[WHAT YOU NEED TO DO]: Copy all lines that contain the word "psso".

:::::

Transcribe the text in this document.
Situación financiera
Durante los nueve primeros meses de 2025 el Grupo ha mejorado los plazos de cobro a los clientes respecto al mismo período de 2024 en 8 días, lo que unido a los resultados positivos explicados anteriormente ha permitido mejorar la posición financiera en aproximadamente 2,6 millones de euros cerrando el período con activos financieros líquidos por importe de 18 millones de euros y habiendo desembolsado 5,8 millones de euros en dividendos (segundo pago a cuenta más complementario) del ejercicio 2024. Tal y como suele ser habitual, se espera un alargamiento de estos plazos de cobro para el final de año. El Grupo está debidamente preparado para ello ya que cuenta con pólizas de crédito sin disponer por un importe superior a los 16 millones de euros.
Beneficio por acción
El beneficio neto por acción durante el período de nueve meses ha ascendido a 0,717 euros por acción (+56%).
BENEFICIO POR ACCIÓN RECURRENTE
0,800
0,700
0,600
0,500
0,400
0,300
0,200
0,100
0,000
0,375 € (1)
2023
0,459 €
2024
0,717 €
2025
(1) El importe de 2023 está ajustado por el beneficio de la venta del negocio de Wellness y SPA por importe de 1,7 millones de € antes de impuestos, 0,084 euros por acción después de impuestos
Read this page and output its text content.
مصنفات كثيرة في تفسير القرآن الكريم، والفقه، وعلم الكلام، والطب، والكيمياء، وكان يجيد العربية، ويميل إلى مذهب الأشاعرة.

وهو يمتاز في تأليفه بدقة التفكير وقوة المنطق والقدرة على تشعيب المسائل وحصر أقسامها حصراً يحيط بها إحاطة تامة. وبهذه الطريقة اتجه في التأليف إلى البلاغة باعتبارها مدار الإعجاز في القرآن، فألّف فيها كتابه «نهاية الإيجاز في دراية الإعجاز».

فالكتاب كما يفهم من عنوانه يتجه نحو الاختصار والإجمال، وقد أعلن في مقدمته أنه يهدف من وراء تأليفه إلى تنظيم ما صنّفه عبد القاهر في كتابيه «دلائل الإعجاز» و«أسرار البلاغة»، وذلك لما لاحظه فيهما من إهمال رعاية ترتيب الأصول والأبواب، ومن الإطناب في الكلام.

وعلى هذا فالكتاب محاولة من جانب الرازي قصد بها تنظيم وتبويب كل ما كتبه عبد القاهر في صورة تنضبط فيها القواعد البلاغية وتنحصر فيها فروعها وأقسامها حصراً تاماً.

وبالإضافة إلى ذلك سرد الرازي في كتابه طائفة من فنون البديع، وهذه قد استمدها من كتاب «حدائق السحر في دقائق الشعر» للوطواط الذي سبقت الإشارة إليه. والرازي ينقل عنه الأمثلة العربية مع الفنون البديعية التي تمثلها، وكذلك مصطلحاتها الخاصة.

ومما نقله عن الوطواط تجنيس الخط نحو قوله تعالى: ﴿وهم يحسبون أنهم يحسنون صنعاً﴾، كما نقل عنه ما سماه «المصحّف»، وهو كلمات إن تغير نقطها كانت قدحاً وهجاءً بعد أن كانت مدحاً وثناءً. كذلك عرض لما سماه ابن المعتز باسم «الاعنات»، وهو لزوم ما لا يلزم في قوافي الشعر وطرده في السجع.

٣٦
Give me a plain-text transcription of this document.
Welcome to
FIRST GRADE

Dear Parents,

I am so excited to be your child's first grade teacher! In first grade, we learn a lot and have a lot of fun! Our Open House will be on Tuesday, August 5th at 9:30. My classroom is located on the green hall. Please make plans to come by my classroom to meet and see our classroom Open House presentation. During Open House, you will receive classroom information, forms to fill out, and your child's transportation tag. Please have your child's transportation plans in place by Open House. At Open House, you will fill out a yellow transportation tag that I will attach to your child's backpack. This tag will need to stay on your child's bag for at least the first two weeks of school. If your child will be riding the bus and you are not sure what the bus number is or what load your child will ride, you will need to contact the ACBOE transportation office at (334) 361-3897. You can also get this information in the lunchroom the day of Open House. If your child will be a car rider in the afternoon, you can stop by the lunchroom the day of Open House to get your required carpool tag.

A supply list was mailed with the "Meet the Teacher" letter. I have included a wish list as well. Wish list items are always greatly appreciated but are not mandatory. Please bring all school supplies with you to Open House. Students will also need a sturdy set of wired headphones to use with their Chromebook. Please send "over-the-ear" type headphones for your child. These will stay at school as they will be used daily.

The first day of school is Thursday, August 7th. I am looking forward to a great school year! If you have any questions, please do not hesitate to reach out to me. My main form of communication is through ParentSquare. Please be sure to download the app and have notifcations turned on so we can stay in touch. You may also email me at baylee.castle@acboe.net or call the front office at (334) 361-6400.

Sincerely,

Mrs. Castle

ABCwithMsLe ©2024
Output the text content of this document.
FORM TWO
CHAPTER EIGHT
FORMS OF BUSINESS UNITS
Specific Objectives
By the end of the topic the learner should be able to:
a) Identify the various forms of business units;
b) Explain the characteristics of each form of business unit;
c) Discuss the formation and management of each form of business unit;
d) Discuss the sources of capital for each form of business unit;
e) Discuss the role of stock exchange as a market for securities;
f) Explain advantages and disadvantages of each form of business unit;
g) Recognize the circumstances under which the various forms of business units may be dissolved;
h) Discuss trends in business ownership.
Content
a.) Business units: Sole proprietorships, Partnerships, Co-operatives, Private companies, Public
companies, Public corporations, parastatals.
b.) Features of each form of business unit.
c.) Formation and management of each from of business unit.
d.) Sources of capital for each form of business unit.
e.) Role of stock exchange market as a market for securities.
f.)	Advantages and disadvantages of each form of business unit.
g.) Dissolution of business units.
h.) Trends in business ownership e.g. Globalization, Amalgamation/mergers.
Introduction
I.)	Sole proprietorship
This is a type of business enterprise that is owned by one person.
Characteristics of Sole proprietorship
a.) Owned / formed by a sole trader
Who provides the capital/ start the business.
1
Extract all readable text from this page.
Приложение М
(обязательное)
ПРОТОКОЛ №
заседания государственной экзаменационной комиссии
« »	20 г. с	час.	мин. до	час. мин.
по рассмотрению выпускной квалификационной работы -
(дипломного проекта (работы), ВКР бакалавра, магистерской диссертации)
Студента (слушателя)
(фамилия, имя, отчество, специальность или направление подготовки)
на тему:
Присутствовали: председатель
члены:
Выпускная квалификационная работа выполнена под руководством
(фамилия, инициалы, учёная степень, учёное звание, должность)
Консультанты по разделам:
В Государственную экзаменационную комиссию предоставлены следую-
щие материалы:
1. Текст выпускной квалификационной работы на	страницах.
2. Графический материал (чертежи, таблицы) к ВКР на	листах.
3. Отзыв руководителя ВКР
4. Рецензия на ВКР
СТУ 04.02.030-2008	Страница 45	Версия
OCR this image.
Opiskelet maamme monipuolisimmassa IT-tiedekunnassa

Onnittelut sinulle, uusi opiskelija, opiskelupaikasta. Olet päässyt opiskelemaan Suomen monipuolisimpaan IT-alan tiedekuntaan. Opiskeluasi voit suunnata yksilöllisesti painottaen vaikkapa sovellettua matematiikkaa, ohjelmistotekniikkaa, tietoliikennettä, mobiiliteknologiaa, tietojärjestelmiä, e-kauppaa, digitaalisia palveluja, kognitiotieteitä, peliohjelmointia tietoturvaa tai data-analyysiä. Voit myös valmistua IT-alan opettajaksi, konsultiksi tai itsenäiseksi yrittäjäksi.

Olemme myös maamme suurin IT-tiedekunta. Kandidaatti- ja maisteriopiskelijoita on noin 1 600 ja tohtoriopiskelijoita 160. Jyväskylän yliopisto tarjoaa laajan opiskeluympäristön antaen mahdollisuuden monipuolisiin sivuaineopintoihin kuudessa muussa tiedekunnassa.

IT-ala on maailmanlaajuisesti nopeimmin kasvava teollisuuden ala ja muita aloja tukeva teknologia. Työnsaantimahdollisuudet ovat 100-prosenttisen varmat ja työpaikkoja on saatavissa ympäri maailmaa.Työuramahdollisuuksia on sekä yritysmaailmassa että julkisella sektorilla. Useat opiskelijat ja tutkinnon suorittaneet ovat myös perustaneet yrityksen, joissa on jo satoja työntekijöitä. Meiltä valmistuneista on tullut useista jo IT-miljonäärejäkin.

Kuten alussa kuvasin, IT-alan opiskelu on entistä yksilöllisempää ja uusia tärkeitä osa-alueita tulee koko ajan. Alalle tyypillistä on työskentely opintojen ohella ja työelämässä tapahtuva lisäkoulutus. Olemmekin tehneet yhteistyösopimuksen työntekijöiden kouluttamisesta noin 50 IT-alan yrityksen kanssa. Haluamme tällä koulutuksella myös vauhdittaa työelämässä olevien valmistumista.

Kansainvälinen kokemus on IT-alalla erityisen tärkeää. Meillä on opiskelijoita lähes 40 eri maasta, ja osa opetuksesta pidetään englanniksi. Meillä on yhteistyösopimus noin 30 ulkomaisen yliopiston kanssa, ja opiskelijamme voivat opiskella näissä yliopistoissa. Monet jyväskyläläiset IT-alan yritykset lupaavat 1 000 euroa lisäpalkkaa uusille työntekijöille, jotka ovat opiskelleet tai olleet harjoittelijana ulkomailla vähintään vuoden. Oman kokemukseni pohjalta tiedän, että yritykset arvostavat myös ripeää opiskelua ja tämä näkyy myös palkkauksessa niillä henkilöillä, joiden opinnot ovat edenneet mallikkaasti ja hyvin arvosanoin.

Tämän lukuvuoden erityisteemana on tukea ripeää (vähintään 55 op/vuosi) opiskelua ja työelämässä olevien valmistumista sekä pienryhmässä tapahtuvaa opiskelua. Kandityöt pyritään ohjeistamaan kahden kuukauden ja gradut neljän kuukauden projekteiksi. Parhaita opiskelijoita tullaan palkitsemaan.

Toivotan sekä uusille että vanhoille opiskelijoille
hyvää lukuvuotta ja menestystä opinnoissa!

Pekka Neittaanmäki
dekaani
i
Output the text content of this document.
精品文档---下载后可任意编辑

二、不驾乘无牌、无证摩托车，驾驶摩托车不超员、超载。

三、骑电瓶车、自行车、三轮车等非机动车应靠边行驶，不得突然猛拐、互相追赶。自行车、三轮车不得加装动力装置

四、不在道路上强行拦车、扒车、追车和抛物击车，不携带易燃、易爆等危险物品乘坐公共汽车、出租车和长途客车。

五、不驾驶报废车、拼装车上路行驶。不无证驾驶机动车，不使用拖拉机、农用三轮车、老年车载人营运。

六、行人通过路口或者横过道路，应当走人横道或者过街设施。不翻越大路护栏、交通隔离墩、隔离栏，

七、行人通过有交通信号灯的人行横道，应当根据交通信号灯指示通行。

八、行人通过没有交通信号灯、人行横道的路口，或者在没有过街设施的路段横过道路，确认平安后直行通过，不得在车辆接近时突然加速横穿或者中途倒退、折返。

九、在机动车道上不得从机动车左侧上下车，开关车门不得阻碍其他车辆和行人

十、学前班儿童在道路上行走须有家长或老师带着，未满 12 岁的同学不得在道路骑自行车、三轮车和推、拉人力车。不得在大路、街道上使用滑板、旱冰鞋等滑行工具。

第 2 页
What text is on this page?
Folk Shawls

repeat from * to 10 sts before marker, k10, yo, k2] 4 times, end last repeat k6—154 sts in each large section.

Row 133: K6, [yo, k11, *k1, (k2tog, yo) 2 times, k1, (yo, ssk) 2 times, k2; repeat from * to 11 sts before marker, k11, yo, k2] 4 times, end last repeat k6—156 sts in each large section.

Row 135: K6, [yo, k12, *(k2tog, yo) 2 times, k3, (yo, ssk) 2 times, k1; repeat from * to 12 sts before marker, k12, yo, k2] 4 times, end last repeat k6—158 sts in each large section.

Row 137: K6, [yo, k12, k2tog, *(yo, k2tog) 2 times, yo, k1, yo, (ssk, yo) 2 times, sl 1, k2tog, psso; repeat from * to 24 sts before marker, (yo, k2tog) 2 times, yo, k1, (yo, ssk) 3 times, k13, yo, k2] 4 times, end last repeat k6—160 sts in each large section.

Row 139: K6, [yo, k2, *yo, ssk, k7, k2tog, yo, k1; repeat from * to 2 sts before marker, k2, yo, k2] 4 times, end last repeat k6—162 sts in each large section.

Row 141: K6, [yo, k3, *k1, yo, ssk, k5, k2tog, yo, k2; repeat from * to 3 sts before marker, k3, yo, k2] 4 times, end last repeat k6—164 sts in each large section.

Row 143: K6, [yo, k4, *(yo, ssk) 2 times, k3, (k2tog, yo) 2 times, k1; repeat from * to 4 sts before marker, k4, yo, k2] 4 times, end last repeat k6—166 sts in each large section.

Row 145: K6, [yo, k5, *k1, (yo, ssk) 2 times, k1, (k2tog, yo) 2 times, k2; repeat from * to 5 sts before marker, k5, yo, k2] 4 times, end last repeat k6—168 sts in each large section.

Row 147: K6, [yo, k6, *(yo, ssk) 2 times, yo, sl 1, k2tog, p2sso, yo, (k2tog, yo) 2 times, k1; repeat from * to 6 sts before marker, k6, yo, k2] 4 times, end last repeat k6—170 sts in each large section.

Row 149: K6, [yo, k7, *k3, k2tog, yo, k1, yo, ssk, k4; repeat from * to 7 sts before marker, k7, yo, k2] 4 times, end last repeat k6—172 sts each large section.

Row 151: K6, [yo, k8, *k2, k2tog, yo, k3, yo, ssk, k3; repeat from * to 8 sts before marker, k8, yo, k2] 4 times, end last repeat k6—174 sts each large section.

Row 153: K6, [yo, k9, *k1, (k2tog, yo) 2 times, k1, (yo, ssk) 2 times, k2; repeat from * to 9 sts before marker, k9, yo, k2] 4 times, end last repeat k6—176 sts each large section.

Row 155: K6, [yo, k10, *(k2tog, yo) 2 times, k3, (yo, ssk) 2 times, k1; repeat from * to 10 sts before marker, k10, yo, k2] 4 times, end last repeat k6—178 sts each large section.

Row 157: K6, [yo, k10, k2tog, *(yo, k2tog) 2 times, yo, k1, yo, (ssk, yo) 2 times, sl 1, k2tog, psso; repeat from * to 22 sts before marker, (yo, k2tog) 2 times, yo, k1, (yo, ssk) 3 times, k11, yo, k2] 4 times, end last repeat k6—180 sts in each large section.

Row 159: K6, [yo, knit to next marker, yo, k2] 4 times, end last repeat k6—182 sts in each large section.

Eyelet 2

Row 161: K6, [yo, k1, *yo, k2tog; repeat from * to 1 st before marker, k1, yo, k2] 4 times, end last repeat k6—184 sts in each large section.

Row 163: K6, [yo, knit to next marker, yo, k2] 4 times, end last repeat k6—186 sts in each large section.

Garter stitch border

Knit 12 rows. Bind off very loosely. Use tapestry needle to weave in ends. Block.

:::::

[WRITTEN SOLUTION]:
Row 137: K6, [yo, k12, k2tog, *(yo, k2tog) 2 times, yo, k1, yo, (ssk, yo) 2 times, sl 1, k2tog, psso; repeat from * to 24 sts before marker, (yo, k2tog) 2 times, yo, k1, (yo, ssk) 3 times, k13, yo, k2] 4 times, end last repeat k6—160 sts in each large section.
Row 157: K6, [yo, k10, k2tog, *(yo, k2tog) 2 times, yo, k1, yo, (ssk, yo) 2 times, sl 1, k2tog, psso; repeat from * to 22 sts before marker, (yo, k2tog) 2 times, yo, k1, (yo, ssk) 3 times, k11, yo, k2] 4 times, end last repeat k6—180 sts in each large section.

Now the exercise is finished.